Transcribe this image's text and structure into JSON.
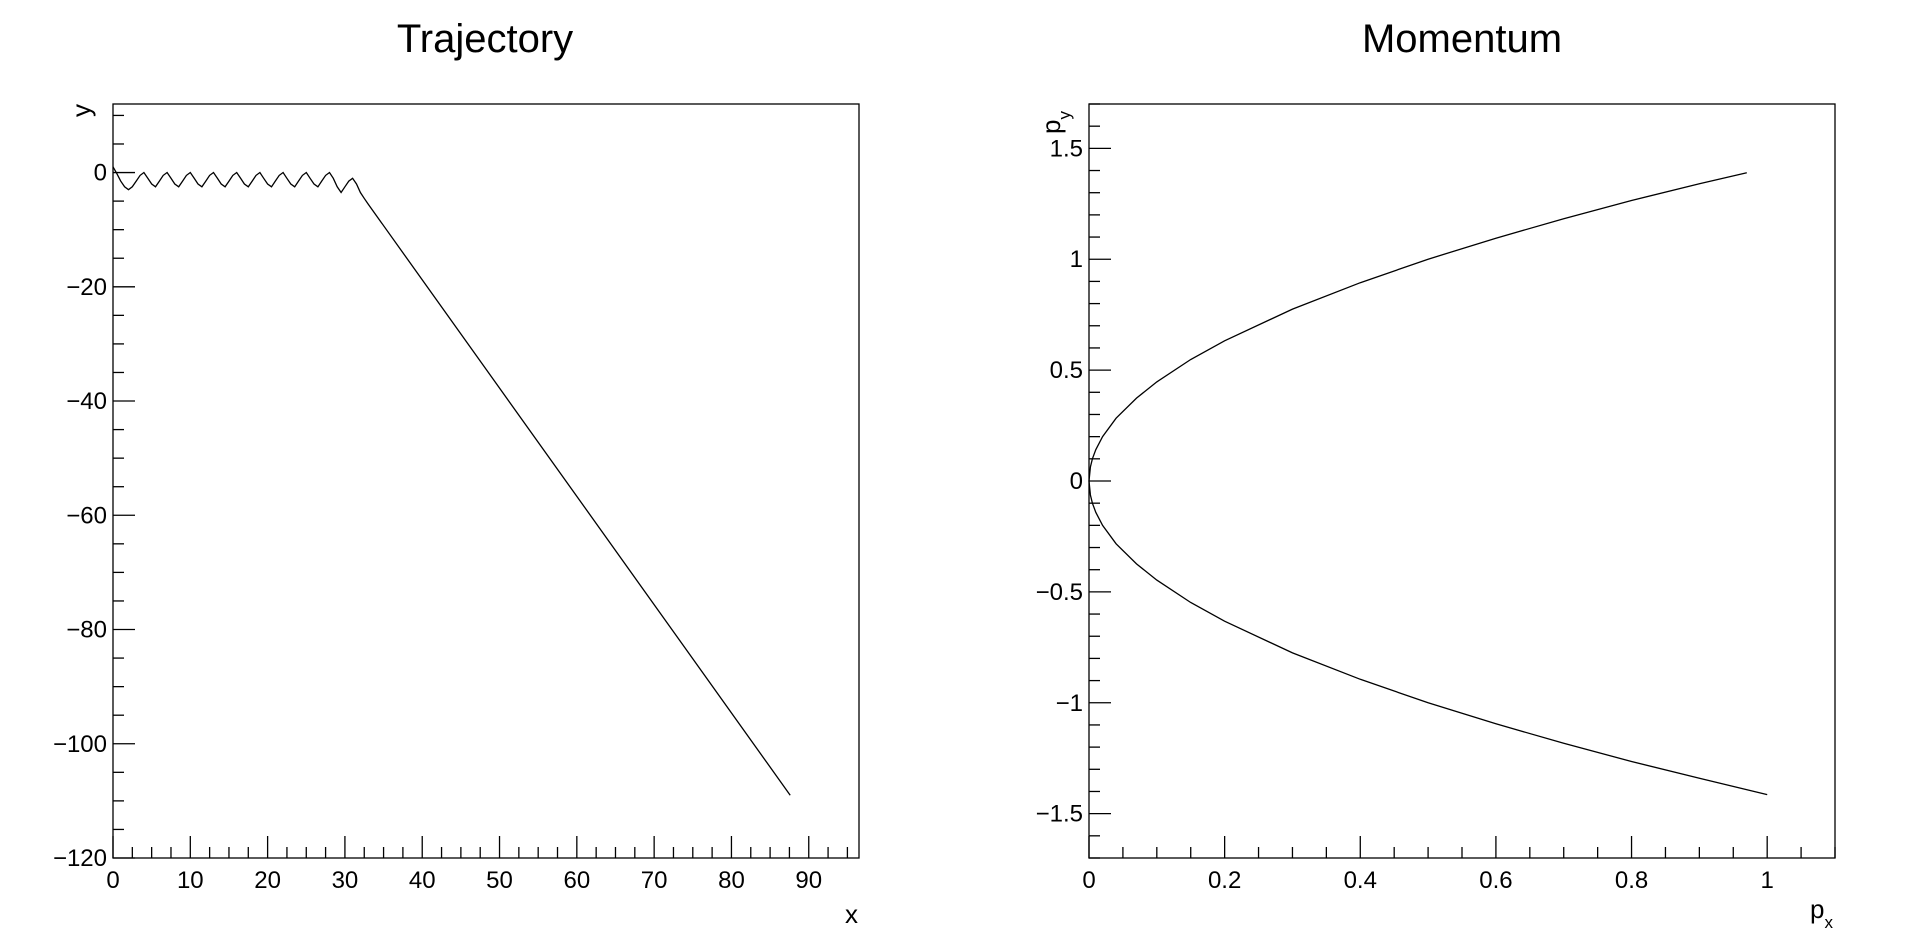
{
  "chart_data": [
    {
      "type": "line",
      "title": "Trajectory",
      "xlabel": "x",
      "ylabel": "y",
      "xlim": [
        0,
        96.5
      ],
      "ylim": [
        -120,
        12
      ],
      "xticks": [
        0,
        10,
        20,
        30,
        40,
        50,
        60,
        70,
        80,
        90
      ],
      "yticks": [
        0,
        -20,
        -40,
        -60,
        -80,
        -100,
        -120
      ],
      "xtick_labels": [
        "0",
        "10",
        "20",
        "30",
        "40",
        "50",
        "60",
        "70",
        "80",
        "90"
      ],
      "ytick_labels": [
        "0",
        "−20",
        "−40",
        "−60",
        "−80",
        "−100",
        "−120"
      ],
      "grid": false,
      "series": [
        {
          "color": "#000000",
          "x": [
            0,
            0.5,
            1,
            1.5,
            2,
            2.5,
            3,
            3.5,
            4,
            4.5,
            5,
            5.5,
            6,
            6.5,
            7,
            7.5,
            8,
            8.5,
            9,
            9.5,
            10,
            10.5,
            11,
            11.5,
            12,
            12.5,
            13,
            13.5,
            14,
            14.5,
            15,
            15.5,
            16,
            16.5,
            17,
            17.5,
            18,
            18.5,
            19,
            19.5,
            20,
            20.5,
            21,
            21.5,
            22,
            22.5,
            23,
            23.5,
            24,
            24.5,
            25,
            25.5,
            26,
            26.5,
            27,
            27.5,
            28,
            28.5,
            29,
            29.5,
            30,
            30.5,
            31,
            31.5,
            32,
            32.5,
            33,
            87.6
          ],
          "y": [
            1,
            -0.2,
            -1.5,
            -2.5,
            -3,
            -2.5,
            -1.5,
            -0.5,
            0,
            -1,
            -2,
            -2.5,
            -1.5,
            -0.5,
            0,
            -1,
            -2,
            -2.5,
            -1.5,
            -0.5,
            0,
            -1,
            -2,
            -2.5,
            -1.5,
            -0.5,
            0,
            -1,
            -2,
            -2.5,
            -1.5,
            -0.5,
            0,
            -1,
            -2,
            -2.5,
            -1.5,
            -0.5,
            0,
            -1,
            -2,
            -2.5,
            -1.5,
            -0.5,
            0,
            -1,
            -2,
            -2.5,
            -1.5,
            -0.5,
            0,
            -1,
            -2,
            -2.5,
            -1.5,
            -0.5,
            0,
            -1,
            -2.5,
            -3.5,
            -2.5,
            -1.5,
            -1,
            -2,
            -3.5,
            -4.5,
            -5.5,
            -109
          ]
        }
      ]
    },
    {
      "type": "line",
      "title": "Momentum",
      "xlabel": "p",
      "xlabel_sub": "x",
      "ylabel": "p",
      "ylabel_sub": "y",
      "xlim": [
        0,
        1.1
      ],
      "ylim": [
        -1.7,
        1.7
      ],
      "xticks": [
        0,
        0.2,
        0.4,
        0.6,
        0.8,
        1
      ],
      "yticks": [
        1.5,
        1,
        0.5,
        0,
        -0.5,
        -1,
        -1.5
      ],
      "xtick_labels": [
        "0",
        "0.2",
        "0.4",
        "0.6",
        "0.8",
        "1"
      ],
      "ytick_labels": [
        "1.5",
        "1",
        "0.5",
        "0",
        "−0.5",
        "−1",
        "−1.5"
      ],
      "grid": false,
      "series": [
        {
          "color": "#000000",
          "x": [
            0.97,
            0.9,
            0.8,
            0.7,
            0.6,
            0.5,
            0.4,
            0.3,
            0.2,
            0.15,
            0.1,
            0.07,
            0.04,
            0.02,
            0.01,
            0.005,
            0.002,
            0,
            0.002,
            0.005,
            0.01,
            0.02,
            0.04,
            0.07,
            0.1,
            0.15,
            0.2,
            0.3,
            0.4,
            0.5,
            0.6,
            0.7,
            0.8,
            0.9,
            1.0
          ],
          "y": [
            1.39,
            1.34,
            1.265,
            1.183,
            1.095,
            1.0,
            0.894,
            0.775,
            0.632,
            0.548,
            0.447,
            0.374,
            0.283,
            0.2,
            0.141,
            0.1,
            0.063,
            0,
            -0.063,
            -0.1,
            -0.141,
            -0.2,
            -0.283,
            -0.374,
            -0.447,
            -0.548,
            -0.632,
            -0.775,
            -0.894,
            -1.0,
            -1.095,
            -1.183,
            -1.265,
            -1.34,
            -1.414
          ]
        }
      ]
    }
  ]
}
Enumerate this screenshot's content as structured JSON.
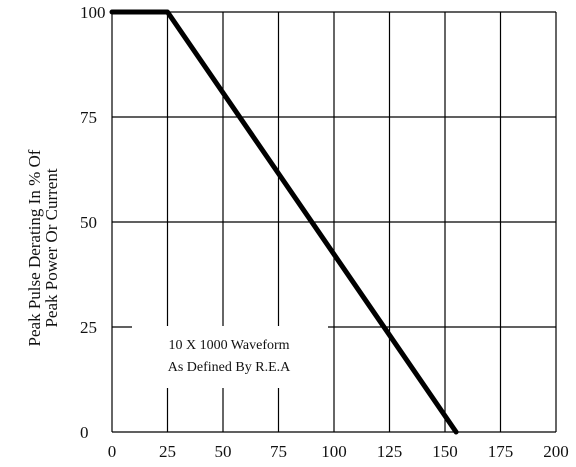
{
  "chart_data": {
    "type": "line",
    "title": "",
    "xlabel": "",
    "ylabel_lines": [
      "Peak Pulse Derating In % Of",
      "Peak Power Or Current"
    ],
    "x_ticks": [
      "0",
      "25",
      "50",
      "75",
      "100",
      "125",
      "150",
      "175",
      "200"
    ],
    "y_ticks": [
      "0",
      "25",
      "50",
      "75",
      "100"
    ],
    "xlim": [
      0,
      200
    ],
    "ylim": [
      0,
      100
    ],
    "grid": true,
    "series": [
      {
        "x": [
          0,
          25,
          155
        ],
        "y": [
          100,
          100,
          0
        ]
      }
    ],
    "annotation_lines": [
      "10 X 1000 Waveform",
      "As Defined By R.E.A"
    ],
    "colors": {
      "line": "#000000",
      "grid": "#000000",
      "text": "#111111",
      "background": "#ffffff"
    }
  }
}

◇ ◇ ◇

● **Task goal**:
Locate the word "title" in the data above. Copy every line carrying it.

● **Written reply**:
      "title": "Trajectory",
      "title": "Momentum",
    "title": "",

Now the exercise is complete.